--- Input ---

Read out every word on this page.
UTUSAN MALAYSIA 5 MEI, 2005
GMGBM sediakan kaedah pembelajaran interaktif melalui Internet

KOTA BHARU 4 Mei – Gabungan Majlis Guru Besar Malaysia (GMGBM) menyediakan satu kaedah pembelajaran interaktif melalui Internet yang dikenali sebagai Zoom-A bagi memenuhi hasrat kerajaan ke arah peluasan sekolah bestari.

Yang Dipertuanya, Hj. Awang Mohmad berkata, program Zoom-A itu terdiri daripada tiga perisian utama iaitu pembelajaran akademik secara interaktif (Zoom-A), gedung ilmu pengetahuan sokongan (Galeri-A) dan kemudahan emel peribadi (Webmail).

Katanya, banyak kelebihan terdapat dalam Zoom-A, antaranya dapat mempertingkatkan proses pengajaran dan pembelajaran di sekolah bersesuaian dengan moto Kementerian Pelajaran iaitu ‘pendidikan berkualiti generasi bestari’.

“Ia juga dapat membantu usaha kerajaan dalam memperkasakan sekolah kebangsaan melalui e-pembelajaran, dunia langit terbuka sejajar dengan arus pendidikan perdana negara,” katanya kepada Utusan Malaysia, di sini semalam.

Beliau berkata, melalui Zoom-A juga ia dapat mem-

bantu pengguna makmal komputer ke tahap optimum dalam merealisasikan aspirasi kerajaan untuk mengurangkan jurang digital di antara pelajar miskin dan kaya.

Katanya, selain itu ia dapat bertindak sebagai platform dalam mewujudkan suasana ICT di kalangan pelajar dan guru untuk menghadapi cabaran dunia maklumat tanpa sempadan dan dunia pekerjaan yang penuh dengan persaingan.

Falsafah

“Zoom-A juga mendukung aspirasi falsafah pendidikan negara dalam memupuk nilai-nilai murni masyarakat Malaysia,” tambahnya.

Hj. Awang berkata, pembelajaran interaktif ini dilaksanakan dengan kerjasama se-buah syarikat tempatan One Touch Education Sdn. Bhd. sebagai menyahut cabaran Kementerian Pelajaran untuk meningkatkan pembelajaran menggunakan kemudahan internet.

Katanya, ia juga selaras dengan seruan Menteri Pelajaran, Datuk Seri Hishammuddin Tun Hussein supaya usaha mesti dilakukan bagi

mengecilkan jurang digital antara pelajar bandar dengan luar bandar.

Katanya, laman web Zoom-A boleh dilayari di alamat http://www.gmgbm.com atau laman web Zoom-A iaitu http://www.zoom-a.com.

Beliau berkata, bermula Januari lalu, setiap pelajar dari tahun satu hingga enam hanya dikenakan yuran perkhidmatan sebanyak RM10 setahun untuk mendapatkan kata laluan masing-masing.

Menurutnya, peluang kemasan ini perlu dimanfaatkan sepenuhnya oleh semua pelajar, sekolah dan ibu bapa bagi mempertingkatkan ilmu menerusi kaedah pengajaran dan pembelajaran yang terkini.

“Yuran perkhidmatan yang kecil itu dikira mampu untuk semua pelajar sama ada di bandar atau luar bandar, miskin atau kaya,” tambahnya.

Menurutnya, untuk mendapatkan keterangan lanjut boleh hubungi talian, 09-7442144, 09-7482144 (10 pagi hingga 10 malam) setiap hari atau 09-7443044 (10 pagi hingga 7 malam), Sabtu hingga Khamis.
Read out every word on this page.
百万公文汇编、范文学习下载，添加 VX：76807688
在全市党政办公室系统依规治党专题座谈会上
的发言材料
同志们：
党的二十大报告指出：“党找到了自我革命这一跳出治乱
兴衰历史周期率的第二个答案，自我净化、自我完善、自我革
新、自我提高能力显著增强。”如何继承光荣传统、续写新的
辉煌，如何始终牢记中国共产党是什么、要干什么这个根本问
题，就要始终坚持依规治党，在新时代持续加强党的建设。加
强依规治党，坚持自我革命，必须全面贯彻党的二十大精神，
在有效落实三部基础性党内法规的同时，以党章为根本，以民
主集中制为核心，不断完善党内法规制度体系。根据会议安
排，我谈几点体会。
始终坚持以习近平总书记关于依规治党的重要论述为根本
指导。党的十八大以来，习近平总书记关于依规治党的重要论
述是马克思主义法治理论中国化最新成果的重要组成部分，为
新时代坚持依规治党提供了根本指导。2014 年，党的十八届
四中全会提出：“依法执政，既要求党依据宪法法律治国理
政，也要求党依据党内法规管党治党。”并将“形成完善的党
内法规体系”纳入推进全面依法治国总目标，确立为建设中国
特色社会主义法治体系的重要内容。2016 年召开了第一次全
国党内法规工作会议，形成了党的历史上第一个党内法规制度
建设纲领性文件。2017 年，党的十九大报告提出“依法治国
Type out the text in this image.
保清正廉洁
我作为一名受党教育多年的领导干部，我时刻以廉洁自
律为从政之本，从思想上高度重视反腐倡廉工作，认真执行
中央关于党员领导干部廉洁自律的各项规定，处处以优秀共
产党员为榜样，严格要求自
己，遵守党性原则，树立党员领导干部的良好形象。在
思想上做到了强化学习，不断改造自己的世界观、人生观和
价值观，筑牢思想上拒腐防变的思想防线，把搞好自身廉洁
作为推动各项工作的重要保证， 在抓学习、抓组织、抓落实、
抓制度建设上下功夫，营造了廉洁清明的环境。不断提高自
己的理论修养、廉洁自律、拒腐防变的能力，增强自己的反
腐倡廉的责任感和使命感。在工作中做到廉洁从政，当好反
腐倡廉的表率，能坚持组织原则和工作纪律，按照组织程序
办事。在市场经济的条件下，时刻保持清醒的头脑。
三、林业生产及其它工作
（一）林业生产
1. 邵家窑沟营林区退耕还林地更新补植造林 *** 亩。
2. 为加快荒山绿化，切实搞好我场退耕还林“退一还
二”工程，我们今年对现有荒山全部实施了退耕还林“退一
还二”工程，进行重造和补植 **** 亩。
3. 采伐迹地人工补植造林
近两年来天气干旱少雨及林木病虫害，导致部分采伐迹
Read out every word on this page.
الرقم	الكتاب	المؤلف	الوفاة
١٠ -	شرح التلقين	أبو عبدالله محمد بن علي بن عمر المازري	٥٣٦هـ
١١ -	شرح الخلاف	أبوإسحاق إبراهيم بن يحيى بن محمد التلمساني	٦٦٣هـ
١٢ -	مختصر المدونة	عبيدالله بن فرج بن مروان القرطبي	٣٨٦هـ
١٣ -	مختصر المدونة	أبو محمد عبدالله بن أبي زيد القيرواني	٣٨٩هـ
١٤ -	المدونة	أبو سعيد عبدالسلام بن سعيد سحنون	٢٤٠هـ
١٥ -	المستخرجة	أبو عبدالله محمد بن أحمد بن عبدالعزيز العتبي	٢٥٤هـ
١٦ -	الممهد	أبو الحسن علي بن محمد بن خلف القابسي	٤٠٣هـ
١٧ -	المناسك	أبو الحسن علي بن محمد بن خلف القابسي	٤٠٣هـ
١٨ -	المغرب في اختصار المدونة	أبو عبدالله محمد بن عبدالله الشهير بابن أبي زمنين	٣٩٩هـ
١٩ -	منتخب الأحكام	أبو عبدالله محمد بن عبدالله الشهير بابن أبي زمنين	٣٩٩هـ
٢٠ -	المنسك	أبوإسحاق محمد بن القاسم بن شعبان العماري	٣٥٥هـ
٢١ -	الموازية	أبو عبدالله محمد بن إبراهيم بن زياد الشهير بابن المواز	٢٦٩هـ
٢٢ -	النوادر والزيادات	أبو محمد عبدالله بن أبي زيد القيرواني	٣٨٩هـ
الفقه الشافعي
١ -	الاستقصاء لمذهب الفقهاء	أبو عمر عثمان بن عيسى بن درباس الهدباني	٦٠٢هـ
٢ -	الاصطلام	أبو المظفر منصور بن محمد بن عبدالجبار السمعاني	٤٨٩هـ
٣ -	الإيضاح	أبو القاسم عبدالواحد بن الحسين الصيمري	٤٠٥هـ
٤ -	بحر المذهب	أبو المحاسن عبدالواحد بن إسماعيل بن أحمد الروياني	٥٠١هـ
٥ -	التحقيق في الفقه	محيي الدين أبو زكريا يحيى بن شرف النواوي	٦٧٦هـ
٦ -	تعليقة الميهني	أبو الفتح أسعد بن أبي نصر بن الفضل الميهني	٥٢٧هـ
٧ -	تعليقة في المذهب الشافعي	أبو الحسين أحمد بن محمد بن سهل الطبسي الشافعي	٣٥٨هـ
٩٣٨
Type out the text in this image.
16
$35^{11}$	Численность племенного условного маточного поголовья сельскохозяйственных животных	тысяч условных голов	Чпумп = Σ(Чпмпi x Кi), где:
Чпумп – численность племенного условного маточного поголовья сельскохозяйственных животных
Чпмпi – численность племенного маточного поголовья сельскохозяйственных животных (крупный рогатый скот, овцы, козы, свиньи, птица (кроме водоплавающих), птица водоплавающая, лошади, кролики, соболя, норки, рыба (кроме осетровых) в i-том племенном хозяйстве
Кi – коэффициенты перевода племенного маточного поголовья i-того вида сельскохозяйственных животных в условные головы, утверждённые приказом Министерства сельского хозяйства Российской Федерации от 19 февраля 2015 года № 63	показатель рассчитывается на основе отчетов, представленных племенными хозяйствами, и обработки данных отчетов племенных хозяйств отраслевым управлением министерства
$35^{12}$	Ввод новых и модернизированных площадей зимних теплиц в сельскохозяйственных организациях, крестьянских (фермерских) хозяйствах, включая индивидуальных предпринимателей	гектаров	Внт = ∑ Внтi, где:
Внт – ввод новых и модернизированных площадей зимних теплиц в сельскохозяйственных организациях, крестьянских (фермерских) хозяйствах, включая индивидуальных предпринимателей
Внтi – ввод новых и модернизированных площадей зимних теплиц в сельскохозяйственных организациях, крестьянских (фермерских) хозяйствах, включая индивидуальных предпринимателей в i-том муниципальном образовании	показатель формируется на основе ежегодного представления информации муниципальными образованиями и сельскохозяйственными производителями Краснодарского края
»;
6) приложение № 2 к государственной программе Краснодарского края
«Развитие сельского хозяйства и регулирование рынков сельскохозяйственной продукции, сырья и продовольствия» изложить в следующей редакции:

---

What the task asks: Search the material above for "الشافعي". Pull out each line where it shows up.

Response to this exercise:
الفقه الشافعي
٧ -	تعليقة في المذهب الشافعي	أبو الحسين أحمد بن محمد بن سهل الطبسي الشافعي	٣٥٨هـ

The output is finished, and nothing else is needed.